Transcribe the material exactly. Images do not belong in the copy.

━━ DATASET EXTRACT

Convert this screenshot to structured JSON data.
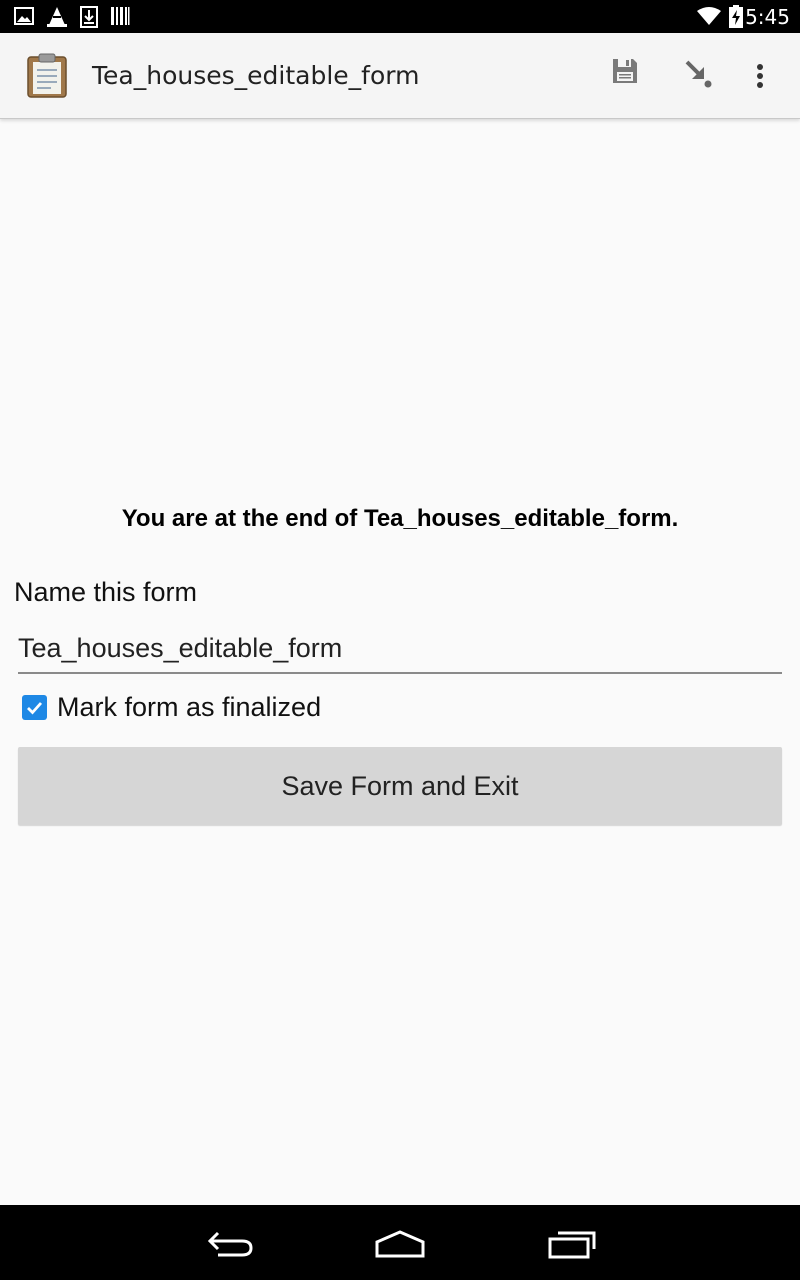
{
  "status_bar": {
    "time": "5:45",
    "icons": [
      "gallery-icon",
      "vlc-cone-icon",
      "download-icon",
      "barcode-icon",
      "wifi-icon",
      "battery-charging-icon"
    ]
  },
  "action_bar": {
    "title": "Tea_houses_editable_form",
    "icons": [
      "clipboard-icon",
      "save-icon",
      "goto-icon",
      "overflow-menu-icon"
    ]
  },
  "main": {
    "end_message": "You are at the end of Tea_houses_editable_form.",
    "name_label": "Name this form",
    "name_value": "Tea_houses_editable_form",
    "finalize_label": "Mark form as finalized",
    "finalize_checked": true,
    "save_button_label": "Save Form and Exit"
  },
  "nav_bar": {
    "icons": [
      "back-icon",
      "home-icon",
      "recents-icon"
    ]
  },
  "colors": {
    "checkbox_accent": "#1e88e5",
    "button_bg": "#d6d6d6",
    "background": "#fafafa"
  }
}
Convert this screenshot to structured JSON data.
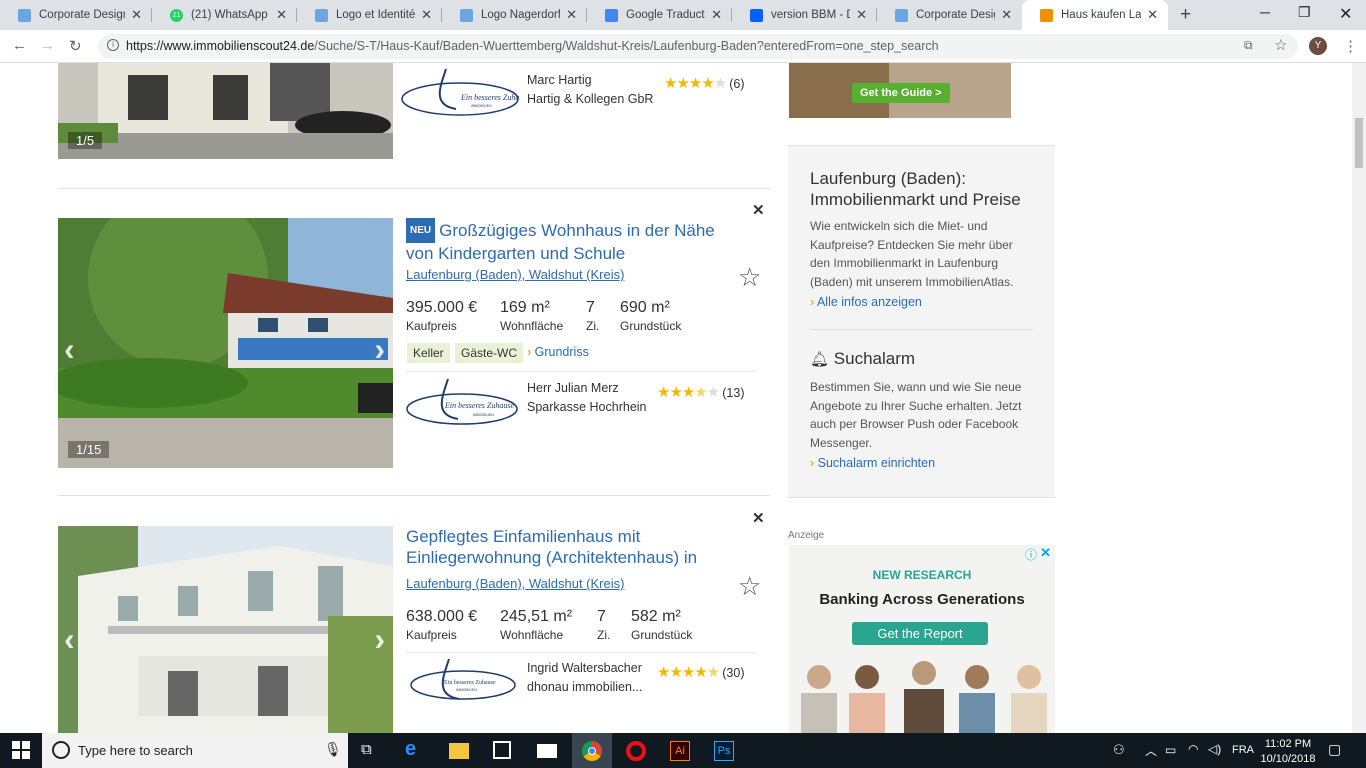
{
  "tabs": [
    {
      "title": "Corporate Design",
      "color": "#4a8fd4"
    },
    {
      "title": "(21) WhatsApp",
      "color": "#25d366"
    },
    {
      "title": "Logo et Identité de",
      "color": "#4a8fd4"
    },
    {
      "title": "Logo Nagerdorf fü",
      "color": "#4a8fd4"
    },
    {
      "title": "Google Traduction",
      "color": "#4285f4"
    },
    {
      "title": "version BBM - Dro",
      "color": "#0061fe"
    },
    {
      "title": "Corporate Design",
      "color": "#4a8fd4"
    },
    {
      "title": "Haus kaufen Laufe",
      "color": "#f28f00"
    }
  ],
  "whatsapp_badge": "21",
  "url": {
    "domain": "https://www.immobilienscout24.de",
    "path": "/Suche/S-T/Haus-Kauf/Baden-Wuerttemberg/Waldshut-Kreis/Laufenburg-Baden?enteredFrom=one_step_search"
  },
  "profile_initial": "Y",
  "listings": [
    {
      "photo_count": "1/5",
      "agent_name": "Marc Hartig",
      "agent_company": "Hartig & Kollegen GbR",
      "rating": 4,
      "rating_count": "(6)",
      "logo_text": "Ein besseres Zuhause",
      "logo_sub": "IMMOBILIEN"
    },
    {
      "photo_count": "1/15",
      "badge": "NEU",
      "title": "Großzügiges Wohnhaus in der Nähe von Kindergarten und Schule",
      "location": "Laufenburg (Baden), Waldshut (Kreis)",
      "price": "395.000 €",
      "price_label": "Kaufpreis",
      "area": "169 m²",
      "area_label": "Wohnfläche",
      "rooms": "7",
      "rooms_label": "Zi.",
      "plot": "690 m²",
      "plot_label": "Grundstück",
      "tags": [
        "Keller",
        "Gäste-WC"
      ],
      "floorplan_link": "Grundriss",
      "agent_name": "Herr Julian Merz",
      "agent_company": "Sparkasse Hochrhein",
      "rating": 3.5,
      "rating_count": "(13)",
      "logo_text": "Ein besseres Zuhause",
      "logo_sub": "IMMOBILIEN"
    },
    {
      "title": "Gepflegtes Einfamilienhaus mit Einliegerwohnung (Architektenhaus) in",
      "location": "Laufenburg (Baden), Waldshut (Kreis)",
      "price": "638.000 €",
      "price_label": "Kaufpreis",
      "area": "245,51 m²",
      "area_label": "Wohnfläche",
      "rooms": "7",
      "rooms_label": "Zi.",
      "plot": "582 m²",
      "plot_label": "Grundstück",
      "agent_name": "Ingrid Waltersbacher",
      "agent_company": "dhonau immobilien...",
      "rating": 4.5,
      "rating_count": "(30)",
      "logo_text": "Ein besseres Zuhause",
      "logo_sub": "IMMOBILIEN"
    }
  ],
  "sidebar": {
    "guide_button": "Get the Guide >",
    "market_title": "Laufenburg (Baden): Immobilienmarkt und Preise",
    "market_text": "Wie entwickeln sich die Miet- und Kaufpreise? Entdecken Sie mehr über den Immobilienmarkt in Laufenburg (Baden) mit unserem ImmobilienAtlas.",
    "market_link": "Alle infos anzeigen",
    "alarm_title": "Suchalarm",
    "alarm_text": "Bestimmen Sie, wann und wie Sie neue Angebote zu Ihrer Suche erhalten. Jetzt auch per Browser Push oder Facebook Messenger.",
    "alarm_link": "Suchalarm einrichten",
    "ad_label": "Anzeige"
  },
  "ad": {
    "eyebrow": "NEW RESEARCH",
    "headline": "Banking Across Generations",
    "button": "Get the Report"
  },
  "taskbar": {
    "search_placeholder": "Type here to search",
    "lang": "FRA",
    "time": "11:02 PM",
    "date": "10/10/2018"
  }
}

━━━━

• **WRITTEN ANSWER**
Convert this screenshot to structured JSON data.
{
  "status_bar": {
    "time": "5:45",
    "icons": [
      "gallery-icon",
      "vlc-cone-icon",
      "download-icon",
      "barcode-icon",
      "wifi-icon",
      "battery-charging-icon"
    ]
  },
  "action_bar": {
    "title": "Tea_houses_editable_form",
    "icons": [
      "clipboard-icon",
      "save-icon",
      "goto-icon",
      "overflow-menu-icon"
    ]
  },
  "main": {
    "end_message": "You are at the end of Tea_houses_editable_form.",
    "name_label": "Name this form",
    "name_value": "Tea_houses_editable_form",
    "finalize_label": "Mark form as finalized",
    "finalize_checked": true,
    "save_button_label": "Save Form and Exit"
  },
  "nav_bar": {
    "icons": [
      "back-icon",
      "home-icon",
      "recents-icon"
    ]
  },
  "colors": {
    "checkbox_accent": "#1e88e5",
    "button_bg": "#d6d6d6",
    "background": "#fafafa"
  }
}
Convert this screenshot to structured JSON data.
{
  "tabs": [
    {
      "title": "Corporate Design",
      "color": "#4a8fd4"
    },
    {
      "title": "(21) WhatsApp",
      "color": "#25d366"
    },
    {
      "title": "Logo et Identité de",
      "color": "#4a8fd4"
    },
    {
      "title": "Logo Nagerdorf fü",
      "color": "#4a8fd4"
    },
    {
      "title": "Google Traduction",
      "color": "#4285f4"
    },
    {
      "title": "version BBM - Dro",
      "color": "#0061fe"
    },
    {
      "title": "Corporate Design",
      "color": "#4a8fd4"
    },
    {
      "title": "Haus kaufen Laufe",
      "color": "#f28f00"
    }
  ],
  "whatsapp_badge": "21",
  "url": {
    "domain": "https://www.immobilienscout24.de",
    "path": "/Suche/S-T/Haus-Kauf/Baden-Wuerttemberg/Waldshut-Kreis/Laufenburg-Baden?enteredFrom=one_step_search"
  },
  "profile_initial": "Y",
  "listings": [
    {
      "photo_count": "1/5",
      "agent_name": "Marc Hartig",
      "agent_company": "Hartig & Kollegen GbR",
      "rating": 4,
      "rating_count": "(6)",
      "logo_text": "Ein besseres Zuhause",
      "logo_sub": "IMMOBILIEN"
    },
    {
      "photo_count": "1/15",
      "badge": "NEU",
      "title": "Großzügiges Wohnhaus in der Nähe von Kindergarten und Schule",
      "location": "Laufenburg (Baden), Waldshut (Kreis)",
      "price": "395.000 €",
      "price_label": "Kaufpreis",
      "area": "169 m²",
      "area_label": "Wohnfläche",
      "rooms": "7",
      "rooms_label": "Zi.",
      "plot": "690 m²",
      "plot_label": "Grundstück",
      "tags": [
        "Keller",
        "Gäste-WC"
      ],
      "floorplan_link": "Grundriss",
      "agent_name": "Herr Julian Merz",
      "agent_company": "Sparkasse Hochrhein",
      "rating": 3.5,
      "rating_count": "(13)",
      "logo_text": "Ein besseres Zuhause",
      "logo_sub": "IMMOBILIEN"
    },
    {
      "title": "Gepflegtes Einfamilienhaus mit Einliegerwohnung (Architektenhaus) in",
      "location": "Laufenburg (Baden), Waldshut (Kreis)",
      "price": "638.000 €",
      "price_label": "Kaufpreis",
      "area": "245,51 m²",
      "area_label": "Wohnfläche",
      "rooms": "7",
      "rooms_label": "Zi.",
      "plot": "582 m²",
      "plot_label": "Grundstück",
      "agent_name": "Ingrid Waltersbacher",
      "agent_company": "dhonau immobilien...",
      "rating": 4.5,
      "rating_count": "(30)",
      "logo_text": "Ein besseres Zuhause",
      "logo_sub": "IMMOBILIEN"
    }
  ],
  "sidebar": {
    "guide_button": "Get the Guide >",
    "market_title": "Laufenburg (Baden): Immobilienmarkt und Preise",
    "market_text": "Wie entwickeln sich die Miet- und Kaufpreise? Entdecken Sie mehr über den Immobilienmarkt in Laufenburg (Baden) mit unserem ImmobilienAtlas.",
    "market_link": "Alle infos anzeigen",
    "alarm_title": "Suchalarm",
    "alarm_text": "Bestimmen Sie, wann und wie Sie neue Angebote zu Ihrer Suche erhalten. Jetzt auch per Browser Push oder Facebook Messenger.",
    "alarm_link": "Suchalarm einrichten",
    "ad_label": "Anzeige"
  },
  "ad": {
    "eyebrow": "NEW RESEARCH",
    "headline": "Banking Across Generations",
    "button": "Get the Report"
  },
  "taskbar": {
    "search_placeholder": "Type here to search",
    "lang": "FRA",
    "time": "11:02 PM",
    "date": "10/10/2018"
  }
}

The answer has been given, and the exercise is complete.